[Items from a dataset]
────────────────────

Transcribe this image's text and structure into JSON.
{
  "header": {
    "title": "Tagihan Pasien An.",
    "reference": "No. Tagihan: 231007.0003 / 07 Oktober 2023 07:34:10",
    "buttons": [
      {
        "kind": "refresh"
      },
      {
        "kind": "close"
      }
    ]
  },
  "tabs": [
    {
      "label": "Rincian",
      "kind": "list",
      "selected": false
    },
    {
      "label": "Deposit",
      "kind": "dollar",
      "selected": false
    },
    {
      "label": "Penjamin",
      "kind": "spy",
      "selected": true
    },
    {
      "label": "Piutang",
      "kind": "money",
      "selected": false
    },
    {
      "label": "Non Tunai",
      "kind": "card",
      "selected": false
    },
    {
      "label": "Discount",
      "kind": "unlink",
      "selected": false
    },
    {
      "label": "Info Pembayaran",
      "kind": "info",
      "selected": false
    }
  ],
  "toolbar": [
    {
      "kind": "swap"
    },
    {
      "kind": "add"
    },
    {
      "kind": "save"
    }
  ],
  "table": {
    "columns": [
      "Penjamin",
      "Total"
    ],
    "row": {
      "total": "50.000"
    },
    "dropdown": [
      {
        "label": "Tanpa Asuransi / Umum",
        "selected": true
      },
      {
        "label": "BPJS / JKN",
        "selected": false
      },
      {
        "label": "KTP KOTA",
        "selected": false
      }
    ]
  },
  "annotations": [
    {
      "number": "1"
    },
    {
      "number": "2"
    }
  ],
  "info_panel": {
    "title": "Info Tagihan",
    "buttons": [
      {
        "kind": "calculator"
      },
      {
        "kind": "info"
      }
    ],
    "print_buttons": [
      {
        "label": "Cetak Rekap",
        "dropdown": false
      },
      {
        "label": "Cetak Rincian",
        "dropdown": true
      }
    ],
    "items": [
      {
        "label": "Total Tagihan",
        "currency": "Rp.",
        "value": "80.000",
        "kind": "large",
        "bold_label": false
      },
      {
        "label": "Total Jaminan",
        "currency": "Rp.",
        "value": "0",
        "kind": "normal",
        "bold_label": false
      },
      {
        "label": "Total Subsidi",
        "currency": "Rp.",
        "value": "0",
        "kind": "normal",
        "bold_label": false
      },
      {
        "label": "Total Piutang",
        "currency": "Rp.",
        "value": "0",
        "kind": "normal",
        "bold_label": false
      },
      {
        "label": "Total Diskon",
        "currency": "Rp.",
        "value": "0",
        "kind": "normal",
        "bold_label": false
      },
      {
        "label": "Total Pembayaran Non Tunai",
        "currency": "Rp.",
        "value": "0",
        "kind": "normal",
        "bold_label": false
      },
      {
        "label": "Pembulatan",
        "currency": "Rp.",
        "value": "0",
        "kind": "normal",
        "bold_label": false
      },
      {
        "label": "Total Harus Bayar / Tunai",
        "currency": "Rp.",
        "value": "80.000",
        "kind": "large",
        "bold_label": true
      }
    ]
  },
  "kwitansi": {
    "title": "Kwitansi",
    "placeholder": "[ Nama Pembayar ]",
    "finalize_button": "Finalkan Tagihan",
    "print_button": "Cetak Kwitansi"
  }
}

────────────────────

TASK PROMPT: Extract the listing in its entirety, matching it exactly.

EXPECTED ANSWER:
Transcribe this image's text and structure into JSON.
{
  "header": {
    "title": "Tagihan Pasien An.",
    "reference": "No. Tagihan: 231007.0003 / 07 Oktober 2023 07:34:10",
    "buttons": [
      {
        "kind": "refresh"
      },
      {
        "kind": "close"
      }
    ]
  },
  "tabs": [
    {
      "label": "Rincian",
      "kind": "list",
      "selected": false
    },
    {
      "label": "Deposit",
      "kind": "dollar",
      "selected": false
    },
    {
      "label": "Penjamin",
      "kind": "spy",
      "selected": true
    },
    {
      "label": "Piutang",
      "kind": "money",
      "selected": false
    },
    {
      "label": "Non Tunai",
      "kind": "card",
      "selected": false
    },
    {
      "label": "Discount",
      "kind": "unlink",
      "selected": false
    },
    {
      "label": "Info Pembayaran",
      "kind": "info",
      "selected": false
    }
  ],
  "toolbar": [
    {
      "kind": "swap"
    },
    {
      "kind": "add"
    },
    {
      "kind": "save"
    }
  ],
  "table": {
    "columns": [
      "Penjamin",
      "Total"
    ],
    "row": {
      "total": "50.000"
    },
    "dropdown": [
      {
        "label": "Tanpa Asuransi / Umum",
        "selected": true
      },
      {
        "label": "BPJS / JKN",
        "selected": false
      },
      {
        "label": "KTP KOTA",
        "selected": false
      }
    ]
  },
  "annotations": [
    {
      "number": "1"
    },
    {
      "number": "2"
    }
  ],
  "info_panel": {
    "title": "Info Tagihan",
    "buttons": [
      {
        "kind": "calculator"
      },
      {
        "kind": "info"
      }
    ],
    "print_buttons": [
      {
        "label": "Cetak Rekap",
        "dropdown": false
      },
      {
        "label": "Cetak Rincian",
        "dropdown": true
      }
    ],
    "items": [
      {
        "label": "Total Tagihan",
        "currency": "Rp.",
        "value": "80.000",
        "kind": "large",
        "bold_label": false
      },
      {
        "label": "Total Jaminan",
        "currency": "Rp.",
        "value": "0",
        "kind": "normal",
        "bold_label": false
      },
      {
        "label": "Total Subsidi",
        "currency": "Rp.",
        "value": "0",
        "kind": "normal",
        "bold_label": false
      },
      {
        "label": "Total Piutang",
        "currency": "Rp.",
        "value": "0",
        "kind": "normal",
        "bold_label": false
      },
      {
        "label": "Total Diskon",
        "currency": "Rp.",
        "value": "0",
        "kind": "normal",
        "bold_label": false
      },
      {
        "label": "Total Pembayaran Non Tunai",
        "currency": "Rp.",
        "value": "0",
        "kind": "normal",
        "bold_label": false
      },
      {
        "label": "Pembulatan",
        "currency": "Rp.",
        "value": "0",
        "kind": "normal",
        "bold_label": false
      },
      {
        "label": "Total Harus Bayar / Tunai",
        "currency": "Rp.",
        "value": "80.000",
        "kind": "large",
        "bold_label": true
      }
    ]
  },
  "kwitansi": {
    "title": "Kwitansi",
    "placeholder": "[ Nama Pembayar ]",
    "finalize_button": "Finalkan Tagihan",
    "print_button": "Cetak Kwitansi"
  }
}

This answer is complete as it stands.